───── GIVEN RECORDS
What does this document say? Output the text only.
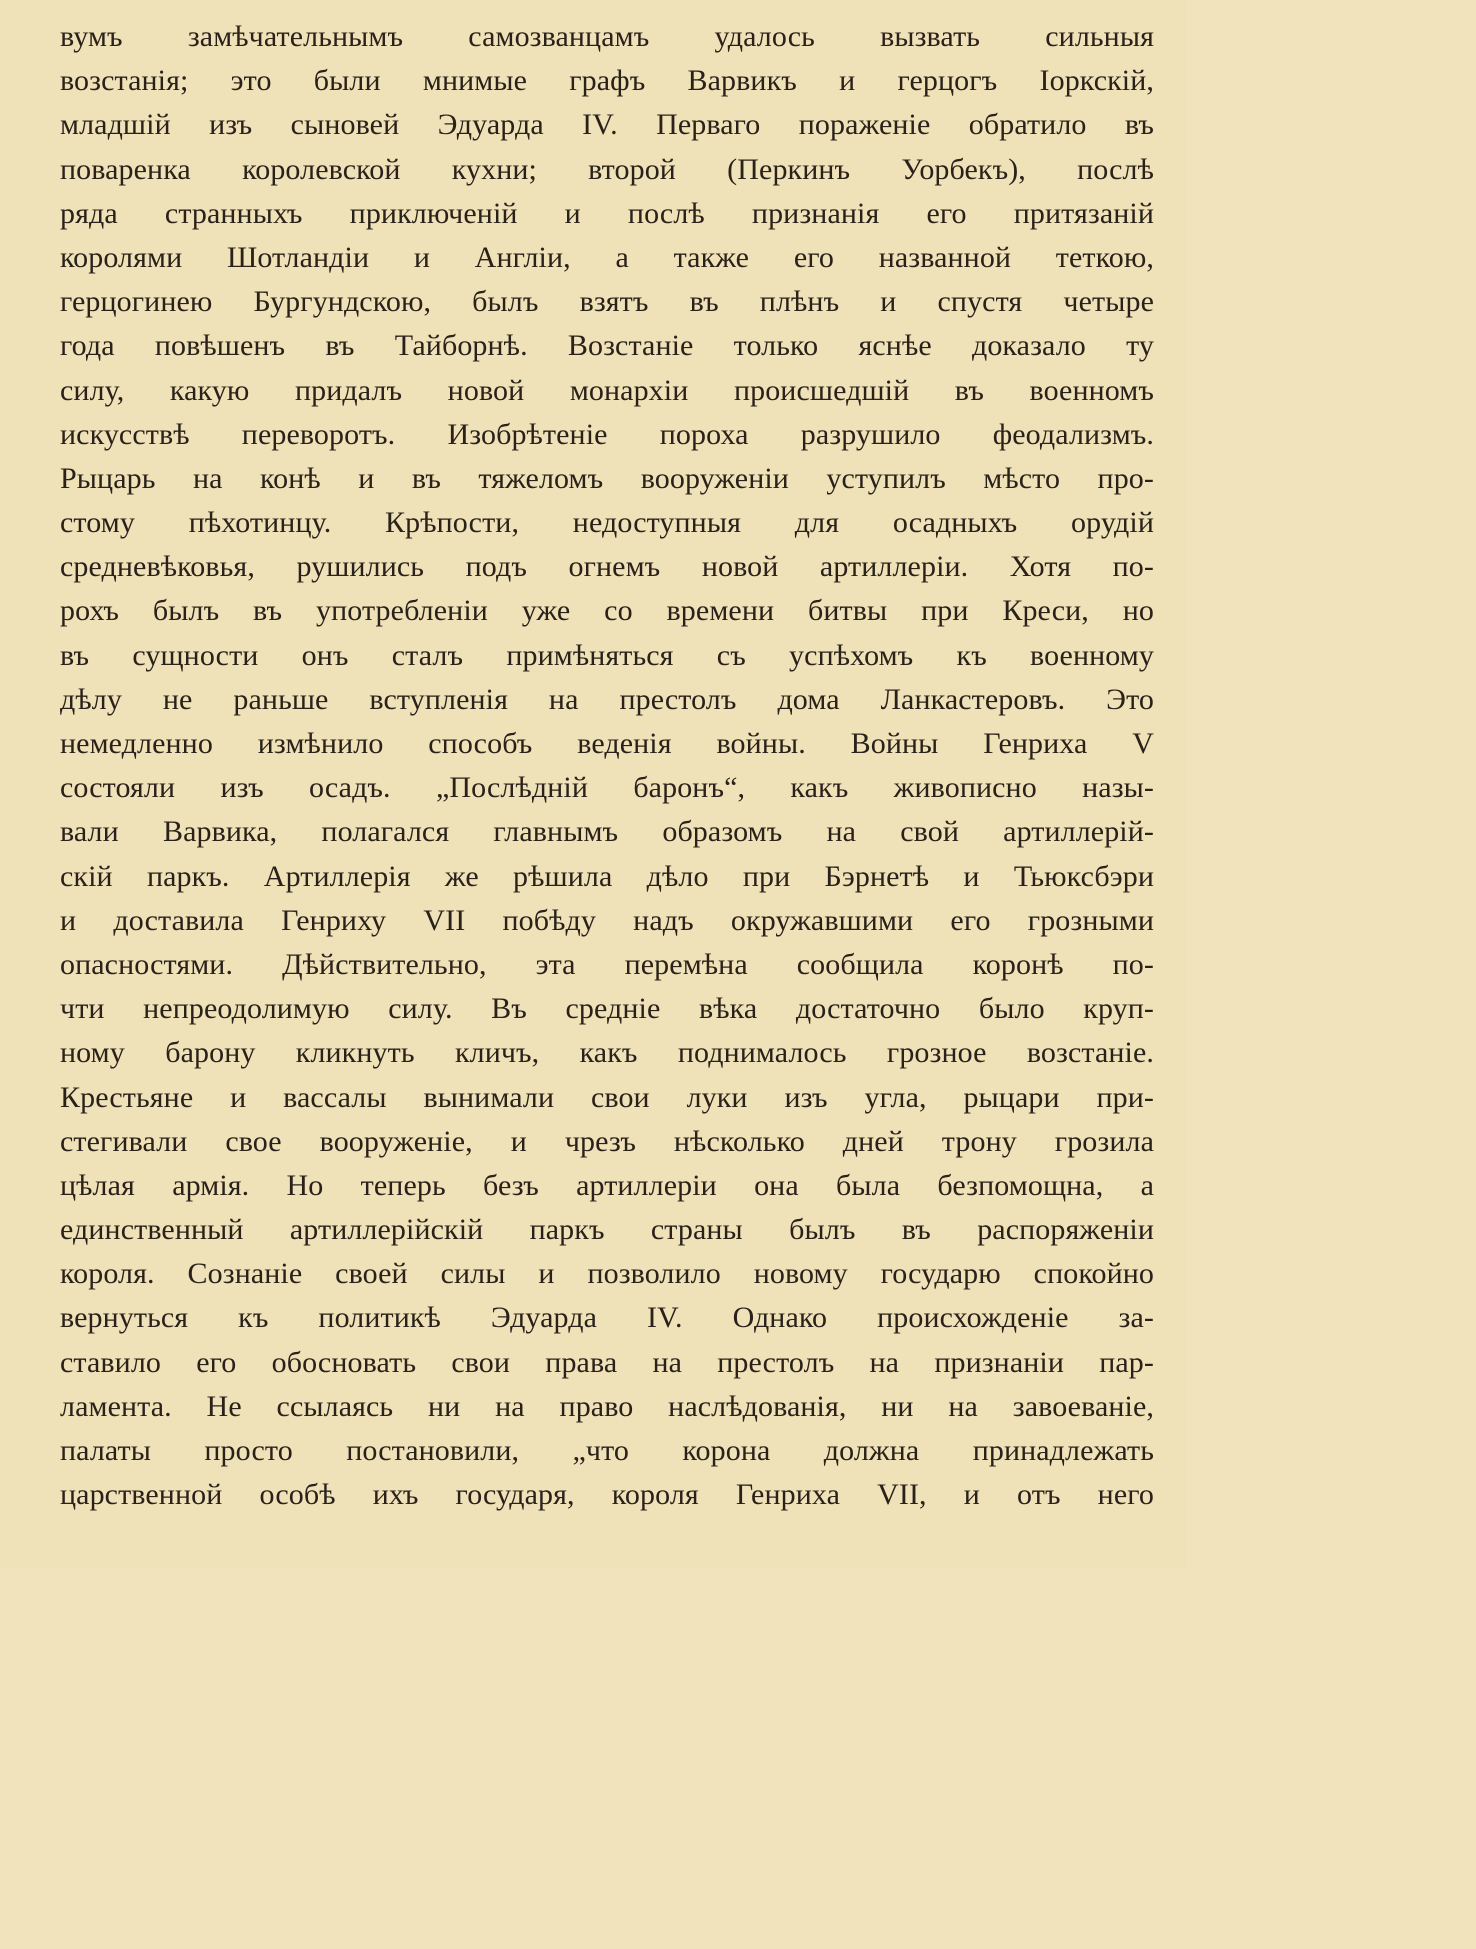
вумъ замѣчательнымъ самозванцамъ удалось вызвать сильныя
возстанія; это были мнимые графъ Варвикъ и герцогъ Іоркскій,
младшій изъ сыновей Эдуарда IV. Перваго пораженіе обратило въ
поваренка королевской кухни; второй (Перкинъ Уорбекъ), послѣ
ряда странныхъ приключеній и послѣ признанія его притязаній
королями Шотландіи и Англіи, а также его названной теткою,
герцогинею Бургундскою, былъ взятъ въ плѣнъ и спустя четыре
года повѣшенъ въ Тайборнѣ. Возстаніе только яснѣе доказало ту
силу, какую придалъ новой монархіи происшедшій въ военномъ
искусствѣ переворотъ. Изобрѣтеніе пороха разрушило феодализмъ.
Рыцарь на конѣ и въ тяжеломъ вооруженіи уступилъ мѣсто про-
стому пѣхотинцу. Крѣпости, недоступныя для осадныхъ орудій
средневѣковья, рушились подъ огнемъ новой артиллеріи. Хотя по-
рохъ былъ въ употребленіи уже со времени битвы при Креси, но
въ сущности онъ сталъ примѣняться съ успѣхомъ къ военному
дѣлу не раньше вступленія на престолъ дома Ланкастеровъ. Это
немедленно измѣнило способъ веденія войны. Войны Генриха V
состояли изъ осадъ. „Послѣдній баронъ“, какъ живописно назы-
вали Варвика, полагался главнымъ образомъ на свой артиллерій-
скій паркъ. Артиллерія же рѣшила дѣло при Бэрнетѣ и Тьюксбэри
и доставила Генриху VII побѣду надъ окружавшими его грозными
опасностями. Дѣйствительно, эта перемѣна сообщила коронѣ по-
чти непреодолимую силу. Въ средніе вѣка достаточно было круп-
ному барону кликнуть кличъ, какъ поднималось грозное возстаніе.
Крестьяне и вассалы вынимали свои луки изъ угла, рыцари при-
стегивали свое вооруженіе, и чрезъ нѣсколько дней трону грозила
цѣлая армія. Но теперь безъ артиллеріи она была безпомощна, а
единственный артиллерійскій паркъ страны былъ въ распоряженіи
короля. Сознаніе своей силы и позволило новому государю спокойно
вернуться къ политикѣ Эдуарда IV. Однако происхожденіе за-
ставило его обосновать свои права на престолъ на признаніи пар-
ламента. Не ссылаясь ни на право наслѣдованія, ни на завоеваніе,
палаты просто постановили, „что корона должна принадлежать
царственной особѣ ихъ государя, короля Генриха VII, и отъ него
──────────
WHAT THE EXERCISE ASKS: Write out the entries again, exactly as given, skipping any images.

RESPONSE FOR THIS EXERCISE:
What does this document say? Output the text only.
вумъ замѣчательнымъ самозванцамъ удалось вызвать сильныя
возстанія; это были мнимые графъ Варвикъ и герцогъ Іоркскій,
младшій изъ сыновей Эдуарда IV. Перваго пораженіе обратило въ
поваренка королевской кухни; второй (Перкинъ Уорбекъ), послѣ
ряда странныхъ приключеній и послѣ признанія его притязаній
королями Шотландіи и Англіи, а также его названной теткою,
герцогинею Бургундскою, былъ взятъ въ плѣнъ и спустя четыре
года повѣшенъ въ Тайборнѣ. Возстаніе только яснѣе доказало ту
силу, какую придалъ новой монархіи происшедшій въ военномъ
искусствѣ переворотъ. Изобрѣтеніе пороха разрушило феодализмъ.
Рыцарь на конѣ и въ тяжеломъ вооруженіи уступилъ мѣсто про-
стому пѣхотинцу. Крѣпости, недоступныя для осадныхъ орудій
средневѣковья, рушились подъ огнемъ новой артиллеріи. Хотя по-
рохъ былъ въ употребленіи уже со времени битвы при Креси, но
въ сущности онъ сталъ примѣняться съ успѣхомъ къ военному
дѣлу не раньше вступленія на престолъ дома Ланкастеровъ. Это
немедленно измѣнило способъ веденія войны. Войны Генриха V
состояли изъ осадъ. „Послѣдній баронъ“, какъ живописно назы-
вали Варвика, полагался главнымъ образомъ на свой артиллерій-
скій паркъ. Артиллерія же рѣшила дѣло при Бэрнетѣ и Тьюксбэри
и доставила Генриху VII побѣду надъ окружавшими его грозными
опасностями. Дѣйствительно, эта перемѣна сообщила коронѣ по-
чти непреодолимую силу. Въ средніе вѣка достаточно было круп-
ному барону кликнуть кличъ, какъ поднималось грозное возстаніе.
Крестьяне и вассалы вынимали свои луки изъ угла, рыцари при-
стегивали свое вооруженіе, и чрезъ нѣсколько дней трону грозила
цѣлая армія. Но теперь безъ артиллеріи она была безпомощна, а
единственный артиллерійскій паркъ страны былъ въ распоряженіи
короля. Сознаніе своей силы и позволило новому государю спокойно
вернуться къ политикѣ Эдуарда IV. Однако происхожденіе за-
ставило его обосновать свои права на престолъ на признаніи пар-
ламента. Не ссылаясь ни на право наслѣдованія, ни на завоеваніе,
палаты просто постановили, „что корона должна принадлежать
царственной особѣ ихъ государя, короля Генриха VII, и отъ него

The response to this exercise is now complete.